STATED EXERCISE:
Return every line of the records below verbatim, with no pictures in the copy.

start

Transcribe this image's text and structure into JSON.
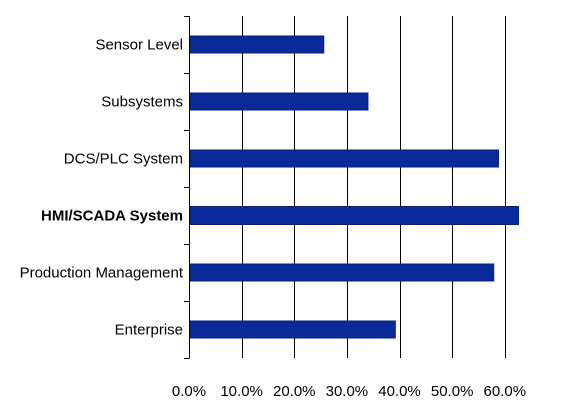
{
  "chart_data": {
    "type": "bar",
    "orientation": "horizontal",
    "categories": [
      "Sensor Level",
      "Subsystems",
      "DCS/PLC System",
      "HMI/SCADA System",
      "Production Management",
      "Enterprise"
    ],
    "emphasized_category": "HMI/SCADA System",
    "values": [
      25.6,
      34.0,
      58.8,
      62.6,
      57.9,
      39.2
    ],
    "value_unit": "%",
    "xlim": [
      0,
      60
    ],
    "xticks": [
      0,
      10,
      20,
      30,
      40,
      50,
      60
    ],
    "xtick_labels": [
      "0.0%",
      "10.0%",
      "20.0%",
      "30.0%",
      "40.0%",
      "50.0%",
      "60.0%"
    ],
    "title": "",
    "xlabel": "",
    "ylabel": "",
    "grid": "vertical lines at each x tick",
    "legend": "none",
    "colors": {
      "bar_fill": "#0a2a9a",
      "bar_stroke": "#0a1f70",
      "grid": "#000000",
      "axis": "#000000",
      "text": "#000000"
    }
  }
}
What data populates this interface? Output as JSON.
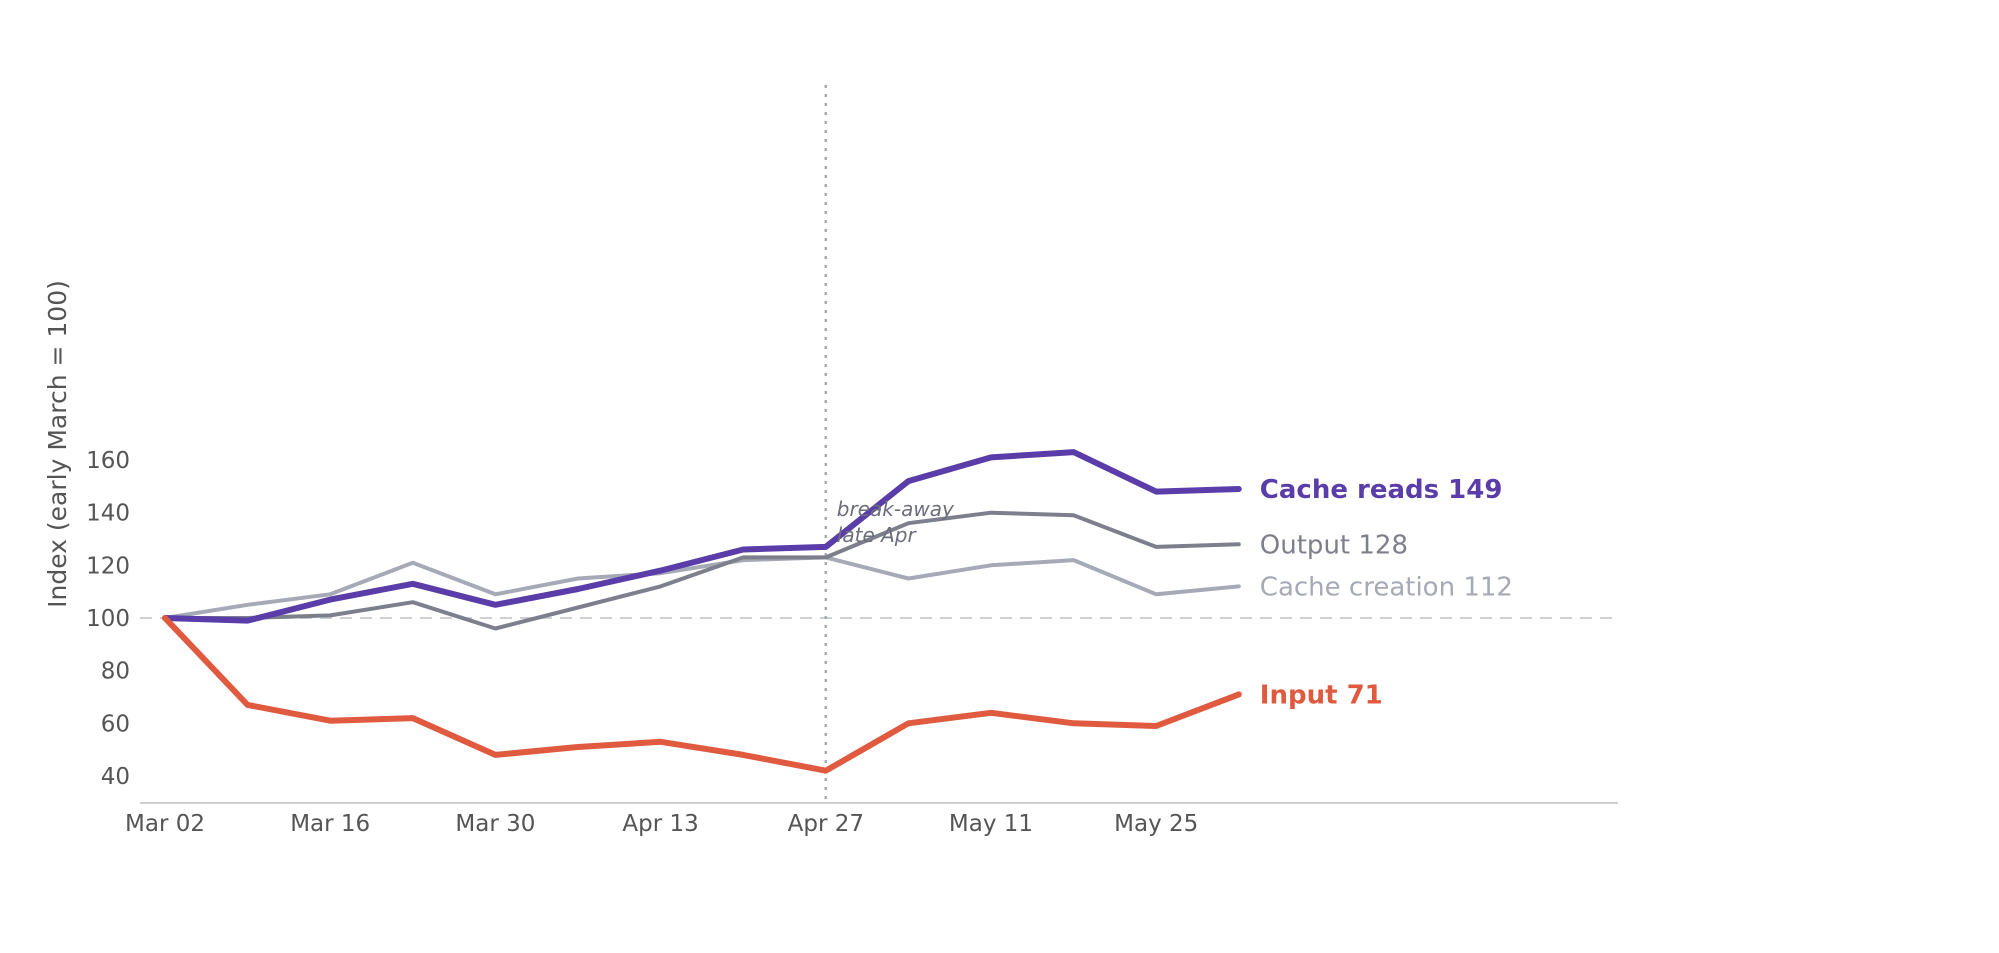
{
  "chart_data": {
    "type": "line",
    "ylabel": "Index (early March = 100)",
    "xlabel": "",
    "ylim": [
      35,
      172
    ],
    "yticks": [
      40,
      60,
      80,
      100,
      120,
      140,
      160
    ],
    "x_tick_labels": [
      "Mar 02",
      "Mar 16",
      "Mar 30",
      "Apr 13",
      "Apr 27",
      "May 11",
      "May 25"
    ],
    "x": [
      "Mar 02",
      "Mar 09",
      "Mar 16",
      "Mar 23",
      "Mar 30",
      "Apr 06",
      "Apr 13",
      "Apr 20",
      "Apr 27",
      "May 04",
      "May 11",
      "May 18",
      "May 25",
      "Jun 01"
    ],
    "grid": false,
    "baseline": 100,
    "series": [
      {
        "name": "Cache creation",
        "end_value": "112",
        "color": "#a6a9b6",
        "bold": false,
        "values": [
          100,
          105,
          109,
          121,
          109,
          115,
          117,
          122,
          123,
          115,
          120,
          122,
          109,
          112
        ]
      },
      {
        "name": "Output",
        "end_value": "128",
        "color": "#7d808c",
        "bold": false,
        "values": [
          100,
          100,
          101,
          106,
          96,
          104,
          112,
          123,
          123,
          136,
          140,
          139,
          127,
          128
        ]
      },
      {
        "name": "Cache reads",
        "end_value": "149",
        "color": "#5a3da8",
        "bold": true,
        "values": [
          100,
          99,
          107,
          113,
          105,
          111,
          118,
          126,
          127,
          152,
          161,
          163,
          148,
          149
        ]
      },
      {
        "name": "Input",
        "end_value": "71",
        "color": "#e05a40",
        "bold": true,
        "values": [
          100,
          67,
          61,
          62,
          48,
          51,
          53,
          48,
          42,
          60,
          64,
          60,
          59,
          71
        ]
      }
    ],
    "annotation": {
      "x": "Apr 27",
      "lines": [
        "break-away",
        "late Apr"
      ]
    }
  }
}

end

ANSWER BELOW:
Transcribe this image's text and structure into JSON.
{
  "chart_data": {
    "type": "bar",
    "orientation": "horizontal",
    "categories": [
      "Sensor Level",
      "Subsystems",
      "DCS/PLC System",
      "HMI/SCADA System",
      "Production Management",
      "Enterprise"
    ],
    "emphasized_category": "HMI/SCADA System",
    "values": [
      25.6,
      34.0,
      58.8,
      62.6,
      57.9,
      39.2
    ],
    "value_unit": "%",
    "xlim": [
      0,
      60
    ],
    "xticks": [
      0,
      10,
      20,
      30,
      40,
      50,
      60
    ],
    "xtick_labels": [
      "0.0%",
      "10.0%",
      "20.0%",
      "30.0%",
      "40.0%",
      "50.0%",
      "60.0%"
    ],
    "title": "",
    "xlabel": "",
    "ylabel": "",
    "grid": "vertical lines at each x tick",
    "legend": "none",
    "colors": {
      "bar_fill": "#0a2a9a",
      "bar_stroke": "#0a1f70",
      "grid": "#000000",
      "axis": "#000000",
      "text": "#000000"
    }
  }
}
What data populates this interface? Output as JSON.
{
  "chart_data": {
    "type": "line",
    "ylabel": "Index (early March = 100)",
    "xlabel": "",
    "ylim": [
      35,
      172
    ],
    "yticks": [
      40,
      60,
      80,
      100,
      120,
      140,
      160
    ],
    "x_tick_labels": [
      "Mar 02",
      "Mar 16",
      "Mar 30",
      "Apr 13",
      "Apr 27",
      "May 11",
      "May 25"
    ],
    "x": [
      "Mar 02",
      "Mar 09",
      "Mar 16",
      "Mar 23",
      "Mar 30",
      "Apr 06",
      "Apr 13",
      "Apr 20",
      "Apr 27",
      "May 04",
      "May 11",
      "May 18",
      "May 25",
      "Jun 01"
    ],
    "grid": false,
    "baseline": 100,
    "series": [
      {
        "name": "Cache creation",
        "end_value": "112",
        "color": "#a6a9b6",
        "bold": false,
        "values": [
          100,
          105,
          109,
          121,
          109,
          115,
          117,
          122,
          123,
          115,
          120,
          122,
          109,
          112
        ]
      },
      {
        "name": "Output",
        "end_value": "128",
        "color": "#7d808c",
        "bold": false,
        "values": [
          100,
          100,
          101,
          106,
          96,
          104,
          112,
          123,
          123,
          136,
          140,
          139,
          127,
          128
        ]
      },
      {
        "name": "Cache reads",
        "end_value": "149",
        "color": "#5a3da8",
        "bold": true,
        "values": [
          100,
          99,
          107,
          113,
          105,
          111,
          118,
          126,
          127,
          152,
          161,
          163,
          148,
          149
        ]
      },
      {
        "name": "Input",
        "end_value": "71",
        "color": "#e05a40",
        "bold": true,
        "values": [
          100,
          67,
          61,
          62,
          48,
          51,
          53,
          48,
          42,
          60,
          64,
          60,
          59,
          71
        ]
      }
    ],
    "annotation": {
      "x": "Apr 27",
      "lines": [
        "break-away",
        "late Apr"
      ]
    }
  }
}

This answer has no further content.